*Aim*. Find and return each line containing "this".

*Data to use*.
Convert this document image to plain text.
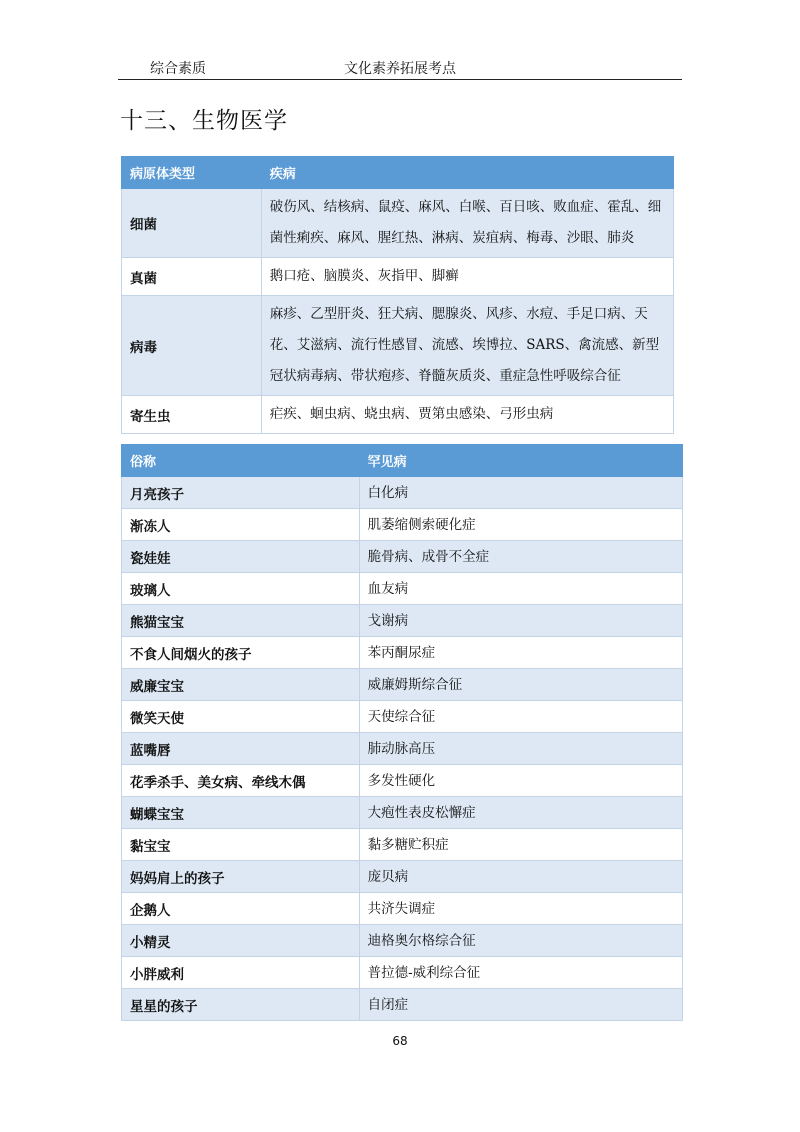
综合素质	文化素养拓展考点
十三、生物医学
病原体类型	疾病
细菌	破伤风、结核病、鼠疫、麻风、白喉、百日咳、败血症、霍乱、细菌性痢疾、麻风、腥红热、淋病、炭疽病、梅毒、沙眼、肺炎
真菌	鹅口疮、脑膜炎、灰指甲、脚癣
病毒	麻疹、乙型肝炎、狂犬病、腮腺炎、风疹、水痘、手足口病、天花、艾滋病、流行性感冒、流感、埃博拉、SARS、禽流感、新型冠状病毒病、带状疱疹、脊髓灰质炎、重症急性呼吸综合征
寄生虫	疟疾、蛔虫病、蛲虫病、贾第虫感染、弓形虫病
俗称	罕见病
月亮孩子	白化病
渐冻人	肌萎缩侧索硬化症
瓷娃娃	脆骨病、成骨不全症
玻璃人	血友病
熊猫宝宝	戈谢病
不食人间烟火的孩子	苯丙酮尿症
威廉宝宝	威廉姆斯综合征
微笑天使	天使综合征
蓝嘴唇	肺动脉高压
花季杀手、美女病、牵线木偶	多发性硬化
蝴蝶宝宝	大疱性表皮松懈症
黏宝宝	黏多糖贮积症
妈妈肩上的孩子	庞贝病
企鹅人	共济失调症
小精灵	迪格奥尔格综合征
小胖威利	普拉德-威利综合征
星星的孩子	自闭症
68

* * *

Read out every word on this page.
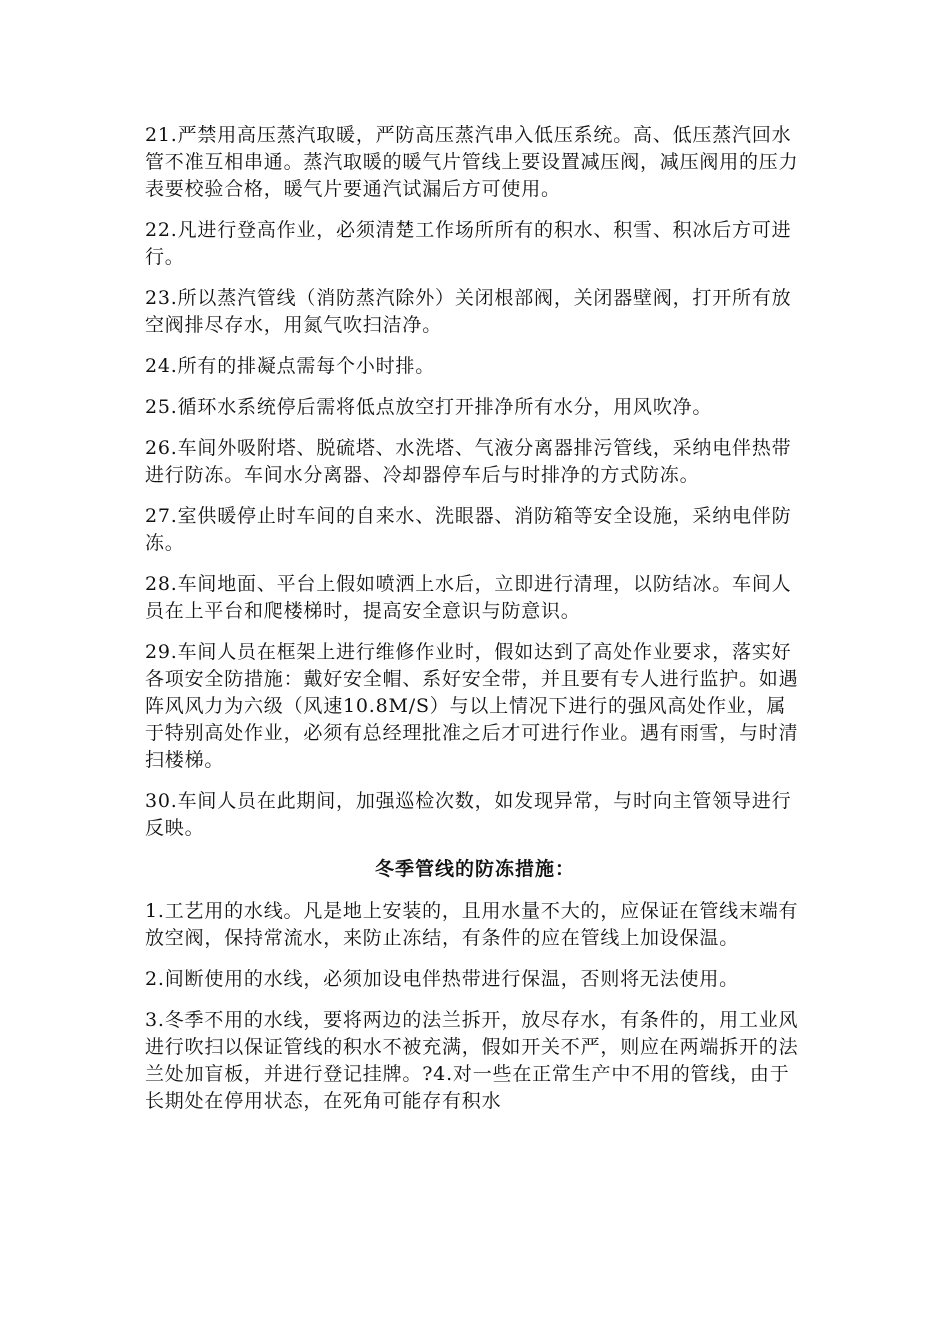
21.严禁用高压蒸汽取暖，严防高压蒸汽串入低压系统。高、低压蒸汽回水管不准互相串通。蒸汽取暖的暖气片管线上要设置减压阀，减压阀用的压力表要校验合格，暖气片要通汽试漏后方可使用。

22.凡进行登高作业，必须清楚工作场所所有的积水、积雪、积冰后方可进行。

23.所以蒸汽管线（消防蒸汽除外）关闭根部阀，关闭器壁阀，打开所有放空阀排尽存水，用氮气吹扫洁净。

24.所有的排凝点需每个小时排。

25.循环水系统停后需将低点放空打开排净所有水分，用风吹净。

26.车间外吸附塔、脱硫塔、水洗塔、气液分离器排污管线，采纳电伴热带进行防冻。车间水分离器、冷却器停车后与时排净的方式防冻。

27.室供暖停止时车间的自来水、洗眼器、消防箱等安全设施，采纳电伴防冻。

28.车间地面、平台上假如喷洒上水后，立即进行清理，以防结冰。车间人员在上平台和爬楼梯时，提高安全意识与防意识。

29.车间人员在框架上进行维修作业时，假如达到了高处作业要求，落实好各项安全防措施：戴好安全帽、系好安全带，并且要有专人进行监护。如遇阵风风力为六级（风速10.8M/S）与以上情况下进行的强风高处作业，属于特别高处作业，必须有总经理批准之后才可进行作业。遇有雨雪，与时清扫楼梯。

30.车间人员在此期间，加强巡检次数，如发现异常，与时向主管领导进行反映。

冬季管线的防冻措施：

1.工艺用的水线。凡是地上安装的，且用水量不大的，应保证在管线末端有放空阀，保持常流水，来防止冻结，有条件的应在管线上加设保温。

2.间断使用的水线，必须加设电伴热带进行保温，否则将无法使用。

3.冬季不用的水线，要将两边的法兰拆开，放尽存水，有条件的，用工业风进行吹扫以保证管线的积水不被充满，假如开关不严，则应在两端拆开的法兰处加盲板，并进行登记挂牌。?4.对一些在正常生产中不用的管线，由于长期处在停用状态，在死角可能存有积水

*Completed task*.
Convert this document image to plain text.
Read out every word on this page.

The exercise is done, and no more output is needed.